### TASK OBJECTIVE
Locate and copy all lines bearing the word "京建施字第".

****************

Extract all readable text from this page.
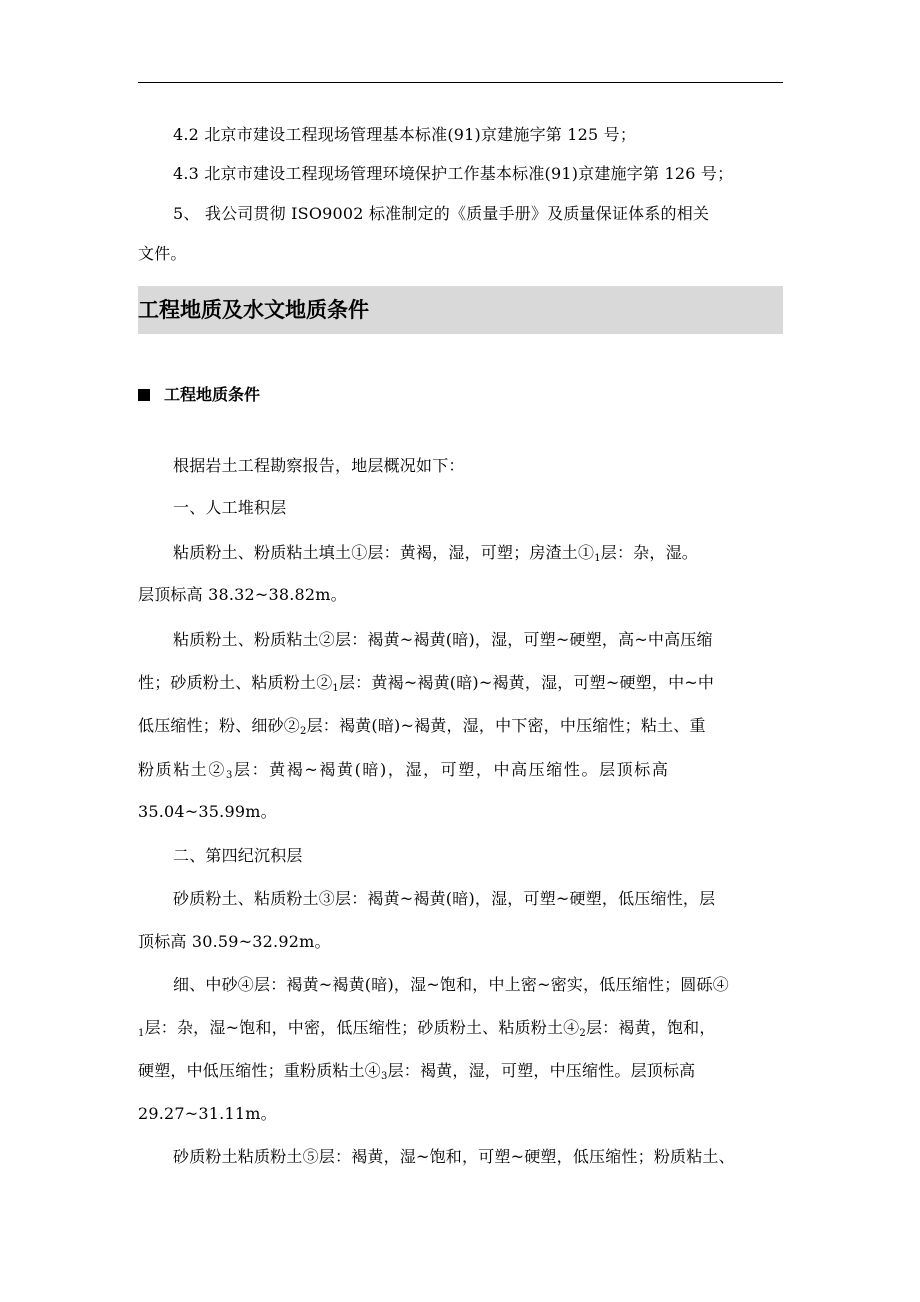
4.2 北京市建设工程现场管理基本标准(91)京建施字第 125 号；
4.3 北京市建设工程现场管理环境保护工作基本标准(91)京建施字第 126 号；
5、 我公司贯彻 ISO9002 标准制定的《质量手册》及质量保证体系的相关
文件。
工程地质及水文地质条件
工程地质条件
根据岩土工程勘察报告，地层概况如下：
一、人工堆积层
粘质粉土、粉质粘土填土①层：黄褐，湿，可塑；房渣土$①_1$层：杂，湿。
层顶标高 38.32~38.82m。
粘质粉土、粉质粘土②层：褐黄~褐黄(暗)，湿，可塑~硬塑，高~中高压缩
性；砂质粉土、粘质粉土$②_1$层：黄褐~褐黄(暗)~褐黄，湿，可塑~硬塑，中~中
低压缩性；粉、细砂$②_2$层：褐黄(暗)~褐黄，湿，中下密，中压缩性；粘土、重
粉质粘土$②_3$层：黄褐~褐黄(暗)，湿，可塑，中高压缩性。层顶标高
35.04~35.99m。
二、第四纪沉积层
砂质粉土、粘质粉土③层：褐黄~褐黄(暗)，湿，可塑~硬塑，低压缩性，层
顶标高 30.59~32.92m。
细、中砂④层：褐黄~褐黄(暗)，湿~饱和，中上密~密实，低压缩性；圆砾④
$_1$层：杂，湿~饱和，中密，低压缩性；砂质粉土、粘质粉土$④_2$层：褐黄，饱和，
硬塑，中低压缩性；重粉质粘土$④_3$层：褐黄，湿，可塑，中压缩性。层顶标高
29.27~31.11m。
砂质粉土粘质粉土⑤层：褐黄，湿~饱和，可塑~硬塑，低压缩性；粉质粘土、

****************

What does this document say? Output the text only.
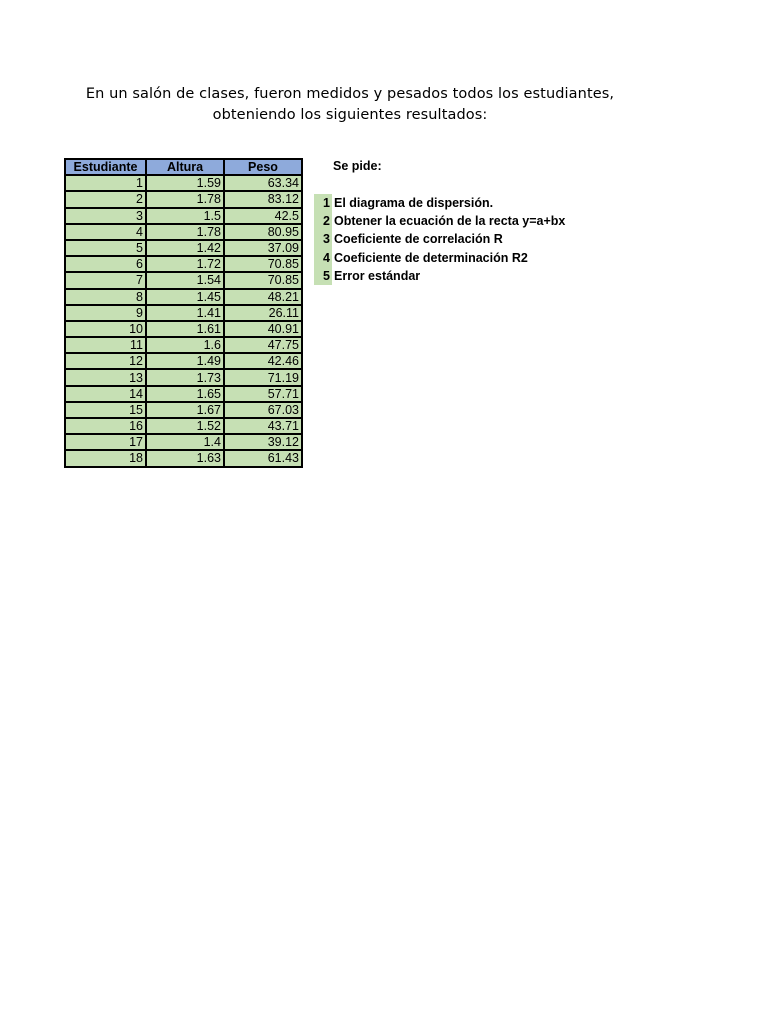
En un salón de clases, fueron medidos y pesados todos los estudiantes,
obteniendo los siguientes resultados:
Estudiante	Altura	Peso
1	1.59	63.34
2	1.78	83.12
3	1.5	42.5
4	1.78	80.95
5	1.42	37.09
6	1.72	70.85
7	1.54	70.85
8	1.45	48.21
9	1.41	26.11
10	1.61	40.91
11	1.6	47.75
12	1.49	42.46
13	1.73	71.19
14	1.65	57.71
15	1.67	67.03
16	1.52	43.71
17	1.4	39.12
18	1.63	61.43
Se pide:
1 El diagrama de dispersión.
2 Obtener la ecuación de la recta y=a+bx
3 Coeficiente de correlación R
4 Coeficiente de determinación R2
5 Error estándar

****************

### RESPONSE TO THE EXERCISE
4.2 北京市建设工程现场管理基本标准(91)京建施字第 125 号；
4.3 北京市建设工程现场管理环境保护工作基本标准(91)京建施字第 126 号；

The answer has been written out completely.